Problem requirements. Transcribe the reading on superabounding grace word for word, starting at "Why should so" and continuing up to and including "Half-Hours With St. Paul, Chapter 17.".

Page text.
Half Hours With St. Paul, Chapter 17.

Friday, June 13, 2014

Superabounding Grace

"But where sin abounded, grace did much more abound."
— Rom. 5:20.

 Here St. Paul invents a term which he repeats in 2 Cor. 7, making the strong compound verb "superabound," the original of which is unique in both sacred and secular Greek (ὑπερπερισσεύω). Why these daring inventions by a man of fine literary taste, educated in the University of Tarsus, the greatest center of scholastic culture east of Athens? Classical authors usually abstain from the use of words coined by themselves, regarding them as barbarisms. Why did St. Paul deviate from a fundamental canon of rhetoric? The river of divine grace flowing through his soul was too full for its ordinary bed; it must overflow its banks, and cut for itself a broader channel, and become an Amazon for all the thirsty nations and generations. The constraint of the Holy Spirit caused these deviations from the standard of reputable use, and prompted this outburst of invented words. There is no other explanation. I want no other. This magnifies God's mercy and love. It shows how the richness of grace transcends the poverty of nature. In our second text (2 Cor. 7:4), "I superabound in joy," we have a phrase that matches St. Peter's "joy unspeakable and full of glory."

Why should so many persons in Christian lands, and some even in the Christian church, be eagerly running to earthly springs to slake their thirst, while the heavens are pouring down Niagaras of living water?

"Love divine, all love excelling,
Joy of heaven to earth come down."

Half-Hours With St. Paul, Chapter 17.

Friday, May 17, 2013

Grace First, Then Knowledge

We are exhorted to grow in grace and in the knowledge of Jesus Christ.

Data records.
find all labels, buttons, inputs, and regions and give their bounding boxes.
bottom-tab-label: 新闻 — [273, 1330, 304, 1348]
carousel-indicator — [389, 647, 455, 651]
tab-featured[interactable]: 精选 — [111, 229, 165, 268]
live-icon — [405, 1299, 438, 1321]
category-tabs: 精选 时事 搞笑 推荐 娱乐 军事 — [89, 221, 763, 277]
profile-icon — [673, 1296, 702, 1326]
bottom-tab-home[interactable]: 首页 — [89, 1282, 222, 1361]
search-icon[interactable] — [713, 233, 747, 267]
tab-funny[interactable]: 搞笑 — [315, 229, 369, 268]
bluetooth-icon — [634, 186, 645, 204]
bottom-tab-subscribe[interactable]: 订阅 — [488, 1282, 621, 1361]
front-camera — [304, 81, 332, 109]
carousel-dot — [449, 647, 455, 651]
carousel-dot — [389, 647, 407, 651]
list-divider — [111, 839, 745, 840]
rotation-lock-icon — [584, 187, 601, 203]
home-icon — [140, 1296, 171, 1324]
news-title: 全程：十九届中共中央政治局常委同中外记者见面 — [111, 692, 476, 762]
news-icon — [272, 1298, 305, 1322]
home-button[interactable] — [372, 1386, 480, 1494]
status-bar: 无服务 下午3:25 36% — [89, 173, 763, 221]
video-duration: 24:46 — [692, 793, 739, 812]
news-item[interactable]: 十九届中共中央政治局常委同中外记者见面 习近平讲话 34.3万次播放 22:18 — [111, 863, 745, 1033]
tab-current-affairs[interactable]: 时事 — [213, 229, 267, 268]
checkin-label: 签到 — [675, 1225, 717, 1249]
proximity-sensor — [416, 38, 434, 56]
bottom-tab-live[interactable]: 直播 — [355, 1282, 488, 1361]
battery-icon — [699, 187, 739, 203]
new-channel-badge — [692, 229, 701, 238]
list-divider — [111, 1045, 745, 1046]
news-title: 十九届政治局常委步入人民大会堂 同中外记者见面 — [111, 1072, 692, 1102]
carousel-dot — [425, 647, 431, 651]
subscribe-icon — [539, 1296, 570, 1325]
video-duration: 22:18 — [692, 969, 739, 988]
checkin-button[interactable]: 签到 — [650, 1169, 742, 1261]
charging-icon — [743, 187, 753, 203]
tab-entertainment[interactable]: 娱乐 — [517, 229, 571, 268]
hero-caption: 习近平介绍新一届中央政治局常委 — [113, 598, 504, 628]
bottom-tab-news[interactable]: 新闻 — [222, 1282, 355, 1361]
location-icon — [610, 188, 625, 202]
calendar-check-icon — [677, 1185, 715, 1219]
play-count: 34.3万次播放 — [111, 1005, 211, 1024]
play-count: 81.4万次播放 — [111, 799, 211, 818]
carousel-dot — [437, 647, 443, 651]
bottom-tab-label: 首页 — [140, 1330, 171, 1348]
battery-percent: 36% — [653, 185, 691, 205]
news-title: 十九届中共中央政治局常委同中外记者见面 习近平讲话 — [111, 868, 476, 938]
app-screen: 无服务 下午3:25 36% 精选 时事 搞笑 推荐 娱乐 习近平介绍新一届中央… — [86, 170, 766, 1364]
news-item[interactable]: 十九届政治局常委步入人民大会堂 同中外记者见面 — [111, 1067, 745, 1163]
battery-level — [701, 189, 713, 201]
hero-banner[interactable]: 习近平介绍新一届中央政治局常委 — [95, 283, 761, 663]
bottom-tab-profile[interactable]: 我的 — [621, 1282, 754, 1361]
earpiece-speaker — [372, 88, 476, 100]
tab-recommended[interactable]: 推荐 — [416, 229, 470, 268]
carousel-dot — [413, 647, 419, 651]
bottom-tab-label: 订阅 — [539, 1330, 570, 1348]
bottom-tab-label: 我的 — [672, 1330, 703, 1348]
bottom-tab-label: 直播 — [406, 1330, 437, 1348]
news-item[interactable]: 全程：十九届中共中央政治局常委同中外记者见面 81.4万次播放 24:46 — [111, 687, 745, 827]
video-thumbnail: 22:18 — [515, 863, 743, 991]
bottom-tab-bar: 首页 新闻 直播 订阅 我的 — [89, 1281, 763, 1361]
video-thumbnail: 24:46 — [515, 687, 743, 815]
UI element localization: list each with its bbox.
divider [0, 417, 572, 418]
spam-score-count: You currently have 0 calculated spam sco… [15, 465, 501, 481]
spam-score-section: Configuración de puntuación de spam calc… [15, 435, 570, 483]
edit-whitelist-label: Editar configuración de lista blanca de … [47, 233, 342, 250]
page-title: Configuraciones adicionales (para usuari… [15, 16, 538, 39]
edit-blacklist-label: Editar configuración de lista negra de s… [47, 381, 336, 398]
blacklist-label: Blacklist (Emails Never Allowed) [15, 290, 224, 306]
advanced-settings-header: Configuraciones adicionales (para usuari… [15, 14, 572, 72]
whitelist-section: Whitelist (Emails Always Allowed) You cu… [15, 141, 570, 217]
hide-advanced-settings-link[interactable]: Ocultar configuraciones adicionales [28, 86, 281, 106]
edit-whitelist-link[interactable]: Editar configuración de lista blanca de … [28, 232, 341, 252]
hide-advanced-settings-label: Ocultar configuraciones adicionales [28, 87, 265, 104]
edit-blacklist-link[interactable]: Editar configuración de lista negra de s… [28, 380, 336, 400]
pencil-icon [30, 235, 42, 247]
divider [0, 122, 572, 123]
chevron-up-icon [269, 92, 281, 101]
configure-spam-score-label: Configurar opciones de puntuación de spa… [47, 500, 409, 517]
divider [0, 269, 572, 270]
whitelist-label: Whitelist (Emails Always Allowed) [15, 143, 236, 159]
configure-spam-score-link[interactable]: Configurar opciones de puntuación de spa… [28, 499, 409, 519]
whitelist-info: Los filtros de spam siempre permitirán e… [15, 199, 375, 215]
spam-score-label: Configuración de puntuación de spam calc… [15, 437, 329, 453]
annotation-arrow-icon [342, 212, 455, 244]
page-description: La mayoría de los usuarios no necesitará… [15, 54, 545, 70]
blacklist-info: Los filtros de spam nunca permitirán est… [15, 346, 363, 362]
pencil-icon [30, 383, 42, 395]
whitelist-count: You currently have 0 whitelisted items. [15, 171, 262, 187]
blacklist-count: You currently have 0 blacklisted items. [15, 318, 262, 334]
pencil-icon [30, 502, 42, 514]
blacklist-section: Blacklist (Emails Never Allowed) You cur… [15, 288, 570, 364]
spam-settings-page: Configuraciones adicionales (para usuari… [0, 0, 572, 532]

Solution to this exercise.
Why should so many persons in Christian lands, and some even in the Christian church, be eagerly running to earthly springs to slake their thirst, while the heavens are pouring down Niagaras of living water?

"Love divine, all love excelling,
Joy of heaven to earth come down."

Half-Hours With St. Paul, Chapter 17.